WORK INSTRUCTIONS → Check every line below for the word "فلما" and copy the ones that have it.

Data items:
......

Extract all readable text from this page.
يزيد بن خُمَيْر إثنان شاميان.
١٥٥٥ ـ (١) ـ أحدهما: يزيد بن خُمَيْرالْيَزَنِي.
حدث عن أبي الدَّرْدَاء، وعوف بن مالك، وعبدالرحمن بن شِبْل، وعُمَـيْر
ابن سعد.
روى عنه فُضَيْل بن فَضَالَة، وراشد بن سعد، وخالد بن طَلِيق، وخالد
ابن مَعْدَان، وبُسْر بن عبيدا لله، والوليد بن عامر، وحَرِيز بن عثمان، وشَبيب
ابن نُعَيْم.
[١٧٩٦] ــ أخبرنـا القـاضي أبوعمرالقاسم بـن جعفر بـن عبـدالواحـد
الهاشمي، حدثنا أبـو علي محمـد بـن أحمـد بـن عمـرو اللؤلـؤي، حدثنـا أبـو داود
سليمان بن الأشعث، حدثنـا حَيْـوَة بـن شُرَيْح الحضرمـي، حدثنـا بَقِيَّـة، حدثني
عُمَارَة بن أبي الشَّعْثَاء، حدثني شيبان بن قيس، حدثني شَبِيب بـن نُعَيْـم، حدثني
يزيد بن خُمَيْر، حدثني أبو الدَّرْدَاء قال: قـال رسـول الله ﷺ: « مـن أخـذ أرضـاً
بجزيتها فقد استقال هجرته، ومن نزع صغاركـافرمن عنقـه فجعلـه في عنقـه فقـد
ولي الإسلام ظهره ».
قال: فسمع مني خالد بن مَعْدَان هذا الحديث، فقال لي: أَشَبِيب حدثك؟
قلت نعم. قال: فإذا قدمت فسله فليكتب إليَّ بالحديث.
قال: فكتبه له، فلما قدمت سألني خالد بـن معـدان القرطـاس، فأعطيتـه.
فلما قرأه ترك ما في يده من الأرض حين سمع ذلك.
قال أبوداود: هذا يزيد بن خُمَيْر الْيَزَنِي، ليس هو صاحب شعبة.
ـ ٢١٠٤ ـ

......

RESULT OF THE TASK →
قال: فكتبه له، فلما قدمت سألني خالد بـن معـدان القرطـاس، فأعطيتـه.
فلما قرأه ترك ما في يده من الأرض حين سمع ذلك.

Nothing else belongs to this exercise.